JOB:
Copy every record below exactly.

___

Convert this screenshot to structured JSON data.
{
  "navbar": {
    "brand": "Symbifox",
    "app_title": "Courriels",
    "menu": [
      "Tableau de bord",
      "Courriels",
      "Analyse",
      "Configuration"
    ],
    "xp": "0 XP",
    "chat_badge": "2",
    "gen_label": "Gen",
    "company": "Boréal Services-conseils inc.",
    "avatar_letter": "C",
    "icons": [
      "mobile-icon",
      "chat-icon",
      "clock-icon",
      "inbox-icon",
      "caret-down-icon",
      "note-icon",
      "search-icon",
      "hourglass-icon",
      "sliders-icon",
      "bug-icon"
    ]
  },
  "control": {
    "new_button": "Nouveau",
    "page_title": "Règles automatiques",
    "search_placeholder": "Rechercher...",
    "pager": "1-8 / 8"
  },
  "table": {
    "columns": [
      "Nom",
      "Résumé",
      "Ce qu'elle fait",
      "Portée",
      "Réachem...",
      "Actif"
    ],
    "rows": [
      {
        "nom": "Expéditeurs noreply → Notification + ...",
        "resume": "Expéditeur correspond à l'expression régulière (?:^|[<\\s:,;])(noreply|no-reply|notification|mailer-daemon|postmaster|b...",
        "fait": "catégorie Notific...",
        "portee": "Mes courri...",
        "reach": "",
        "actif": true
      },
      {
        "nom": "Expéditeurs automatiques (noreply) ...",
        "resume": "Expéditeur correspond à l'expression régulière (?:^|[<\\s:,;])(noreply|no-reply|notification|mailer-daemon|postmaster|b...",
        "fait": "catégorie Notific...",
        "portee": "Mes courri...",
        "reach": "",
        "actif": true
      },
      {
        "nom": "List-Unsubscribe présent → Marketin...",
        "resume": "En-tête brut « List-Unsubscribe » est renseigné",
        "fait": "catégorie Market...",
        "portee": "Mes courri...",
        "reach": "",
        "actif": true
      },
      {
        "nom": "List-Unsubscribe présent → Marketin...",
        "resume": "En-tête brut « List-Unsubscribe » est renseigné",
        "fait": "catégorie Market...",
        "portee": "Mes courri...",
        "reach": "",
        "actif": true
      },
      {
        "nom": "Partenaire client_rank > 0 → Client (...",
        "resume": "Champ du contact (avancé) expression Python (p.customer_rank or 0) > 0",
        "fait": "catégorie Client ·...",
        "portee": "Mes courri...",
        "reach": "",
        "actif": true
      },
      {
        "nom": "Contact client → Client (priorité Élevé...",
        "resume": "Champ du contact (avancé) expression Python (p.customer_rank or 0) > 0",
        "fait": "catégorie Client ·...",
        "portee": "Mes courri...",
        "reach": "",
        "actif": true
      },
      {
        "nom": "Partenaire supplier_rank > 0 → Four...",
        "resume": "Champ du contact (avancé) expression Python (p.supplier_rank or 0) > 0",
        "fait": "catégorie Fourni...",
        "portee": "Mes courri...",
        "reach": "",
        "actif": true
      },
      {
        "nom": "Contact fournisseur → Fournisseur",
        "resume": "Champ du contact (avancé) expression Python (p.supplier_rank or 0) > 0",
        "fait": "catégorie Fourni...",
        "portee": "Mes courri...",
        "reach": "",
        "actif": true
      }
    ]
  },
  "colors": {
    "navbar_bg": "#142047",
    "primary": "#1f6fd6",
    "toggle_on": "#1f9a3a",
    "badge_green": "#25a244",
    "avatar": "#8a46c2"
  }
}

___

COMPLETE RESPONSE:
Convert this screenshot to structured JSON data.
{
  "navbar": {
    "brand": "Symbifox",
    "app_title": "Courriels",
    "menu": [
      "Tableau de bord",
      "Courriels",
      "Analyse",
      "Configuration"
    ],
    "xp": "0 XP",
    "chat_badge": "2",
    "gen_label": "Gen",
    "company": "Boréal Services-conseils inc.",
    "avatar_letter": "C",
    "icons": [
      "mobile-icon",
      "chat-icon",
      "clock-icon",
      "inbox-icon",
      "caret-down-icon",
      "note-icon",
      "search-icon",
      "hourglass-icon",
      "sliders-icon",
      "bug-icon"
    ]
  },
  "control": {
    "new_button": "Nouveau",
    "page_title": "Règles automatiques",
    "search_placeholder": "Rechercher...",
    "pager": "1-8 / 8"
  },
  "table": {
    "columns": [
      "Nom",
      "Résumé",
      "Ce qu'elle fait",
      "Portée",
      "Réachem...",
      "Actif"
    ],
    "rows": [
      {
        "nom": "Expéditeurs noreply → Notification + ...",
        "resume": "Expéditeur correspond à l'expression régulière (?:^|[<\\s:,;])(noreply|no-reply|notification|mailer-daemon|postmaster|b...",
        "fait": "catégorie Notific...",
        "portee": "Mes courri...",
        "reach": "",
        "actif": true
      },
      {
        "nom": "Expéditeurs automatiques (noreply) ...",
        "resume": "Expéditeur correspond à l'expression régulière (?:^|[<\\s:,;])(noreply|no-reply|notification|mailer-daemon|postmaster|b...",
        "fait": "catégorie Notific...",
        "portee": "Mes courri...",
        "reach": "",
        "actif": true
      },
      {
        "nom": "List-Unsubscribe présent → Marketin...",
        "resume": "En-tête brut « List-Unsubscribe » est renseigné",
        "fait": "catégorie Market...",
        "portee": "Mes courri...",
        "reach": "",
        "actif": true
      },
      {
        "nom": "List-Unsubscribe présent → Marketin...",
        "resume": "En-tête brut « List-Unsubscribe » est renseigné",
        "fait": "catégorie Market...",
        "portee": "Mes courri...",
        "reach": "",
        "actif": true
      },
      {
        "nom": "Partenaire client_rank > 0 → Client (...",
        "resume": "Champ du contact (avancé) expression Python (p.customer_rank or 0) > 0",
        "fait": "catégorie Client ·...",
        "portee": "Mes courri...",
        "reach": "",
        "actif": true
      },
      {
        "nom": "Contact client → Client (priorité Élevé...",
        "resume": "Champ du contact (avancé) expression Python (p.customer_rank or 0) > 0",
        "fait": "catégorie Client ·...",
        "portee": "Mes courri...",
        "reach": "",
        "actif": true
      },
      {
        "nom": "Partenaire supplier_rank > 0 → Four...",
        "resume": "Champ du contact (avancé) expression Python (p.supplier_rank or 0) > 0",
        "fait": "catégorie Fourni...",
        "portee": "Mes courri...",
        "reach": "",
        "actif": true
      },
      {
        "nom": "Contact fournisseur → Fournisseur",
        "resume": "Champ du contact (avancé) expression Python (p.supplier_rank or 0) > 0",
        "fait": "catégorie Fourni...",
        "portee": "Mes courri...",
        "reach": "",
        "actif": true
      }
    ]
  },
  "colors": {
    "navbar_bg": "#142047",
    "primary": "#1f6fd6",
    "toggle_on": "#1f9a3a",
    "badge_green": "#25a244",
    "avatar": "#8a46c2"
  }
}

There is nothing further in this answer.